──────── 読む抜粋
「お嬢さん乾杯」を見てきました、昭和23年(1949)だからとっても古い、1949年を調べたらまだ米軍のGHQが日本を占領していた時代で、政治的事件が立て続けにあった、「下山事件」「三鷹事件」「松川事件」どれも国鉄に絡む事件でいまだに謎な部分が多く、時代的に共産党弾圧の色が濃い
しかし映画の方は垢抜けしていて暗い世情など何処吹く風、美人原節子を主役にハイカラな映画に仕上がっている、今と違ってなんと銀座がガラガラだったこと、高いビルも殆どないのだが間違ってもバラックや貧乏人は登場しない、原節子の相手役佐野周二はおっさんのイメージしかなかったのだがなんと若いこと、おまけに弟分に天下の二枚目佐田啓二が出ておりました
没落華族の令嬢に結婚を申し込むに当たっての佐野周二のセリフが「俺は金儲けが上手い、金さえあれば何でも出来る」なるビックリ発言、よく考えると現在のホリエモンの「金儲けして何が悪い!」と基本的に同じ、丁度時代は斜陽族から新興成金へ
ガキの頃から松竹映画は殆ど観ていない、つまり美男美女の恋愛話など面白くも何ともなんともなかったのだ、やはり映画と言えば東映のチャンバラか東宝の怪獣の方が断然面白かった、あの時代の松竹まさに美男と美人がなんと沢山存在していたことか、話は外れるがもらい物の今年の松竹卓上カレンダーは十二人のタレントの半分は知らないお姉ちゃんが着物を着て写っておりました
美男美女恋愛映画嫌いの刷り込みは今も残っていて、あの時代の原節子の存在は背も高く日本人離れしたはっきりした顔は夢物語、映画の中でもリアルな男優や脇役達から完全に遊離して天上界のお嬢様なのでありました
木下恵介は途中でテレビへ転向してしまったが、それまでに「カルメン故郷に帰る」「二十四の瞳」「喜びも悲しみも幾年月」「楢山節考」「衝動殺人・息子よ」など良い映画を沢山作っている、彼が「お嬢さんに乾杯」のような喜劇を作っていたことが驚きで、なんと原節子がつまずいて倒れると言うギャグまでやってくれているのであります、まさにドタバタ喜劇なのかもしれません
このあたりが淺野潜さんの批評として「木下恵介の作品の中にあって、これは切れがなくイマイチである」と語っていたのは、少々バタ臭い出来上がりの娯楽映画止まりだったことかもしれません、
映画の後の恒例のそば屋での飲み会での超映画好きのおっチャン達の発言は、淺野さんの意見と違って面白ければそれでよく、原節子が出ているだけで良いらしいのであります
調べて見たのだが、何本もあると思っていた木下恵介と原節子の組み合わせはこれ一本だけのようで、原節子と言えばやはり小津安二郎監督の名が浮かぶ
eiga.com 作品情報 『お嬢さん乾杯!』 ■解説:製作は「火の薔薇」「銀座新地図」の小出孝。「わが生涯のかがやける日」「嫉妬(1949)」の新藤兼人の脚本で「破戒(1948 木下恵介)」につぐ木下恵介が演出する。カメラも「破戒(1948 木下恵介)」の楠田浩之が当たる。出演者は「初夜ふたたび」の佐野周二、「幸福の限界」の原節子、「鐘の鳴る丘 隆太の巻」の佐田啓二、「緑なき島」でカムバックした森川まさみ、坂本武に俳優座の青山杉作、東山千栄子、村瀬幸子、永田靖らが出演する。 ■ス...... more
* 『巨人伝』(伊丹万作 監督、1938年)
────────────────
──────── 資料
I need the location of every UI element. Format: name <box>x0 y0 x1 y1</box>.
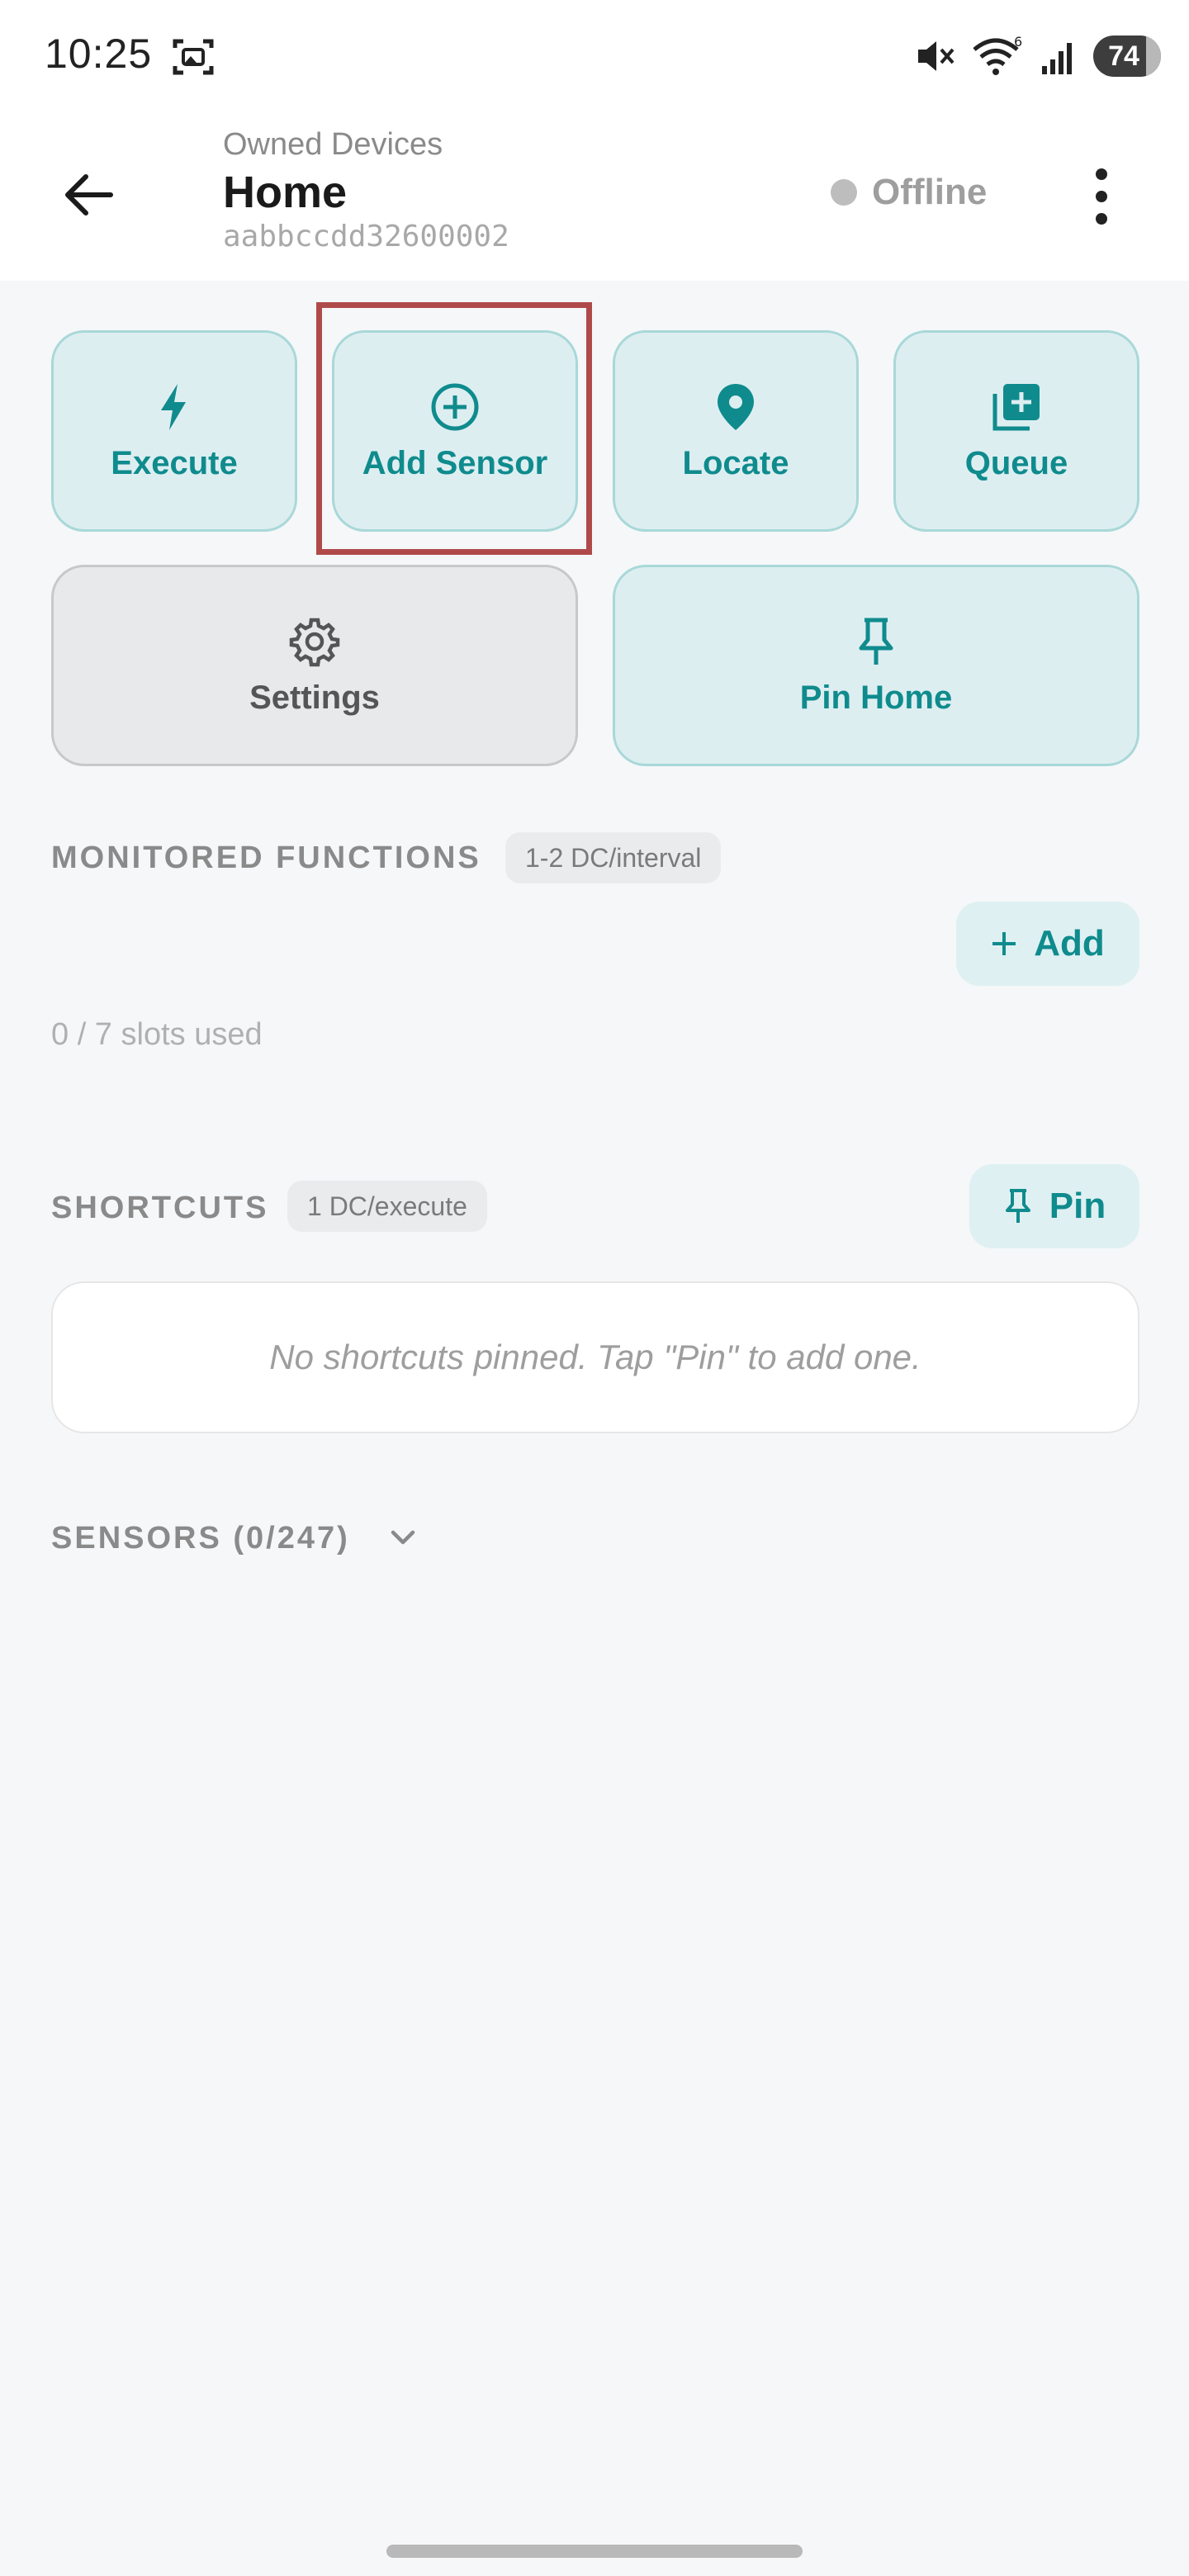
────────────────
課題 1: 『お嬢さん乾杯』の感想文で、原節子の相手役として名前が挙がっている俳優は誰ですか。
課題 2: 『お嬢さん乾杯』の感想文のうち、「木下恵介は途中でテレビへ転向してしまったが」で始まる段落を、主な事実を残して箇条書きにまとめてください。
課題 3: 『お嬢さん乾杯』の感想文にある次の一文を英語に訳してください。「調べて見たのだが、何本もあると思っていた木下恵介と原節子の組み合わせはこれ一本だけのようで、原節子と言えばやはり小津安二郎監督の名が浮かぶ」

最終結果 1: 佐野周二です。

最終結果 2:
- 木下恵介は途中でテレビへ転向した。
- それまでに「カルメン故郷に帰る」「二十四の瞳」「喜びも悲しみも幾年月」「楢山節考」「衝動殺人・息子よ」など良い映画を数多く作った。
- 彼が「お嬢さんに乾杯」のような喜劇を作っていたのは驚きである。
- 作中には原節子がつまずいて倒れるギャグまである。
- まさにドタバタ喜劇なのかもしれない。

最終結果 3: I looked it up, and it seems that the pairing of Keisuke Kinoshita and Setsuko Hara, which I had thought appeared in several films, exists in this one film only; when it comes to Setsuko Hara, the name that comes to mind is, after all, that of director Yasujiro Ozu.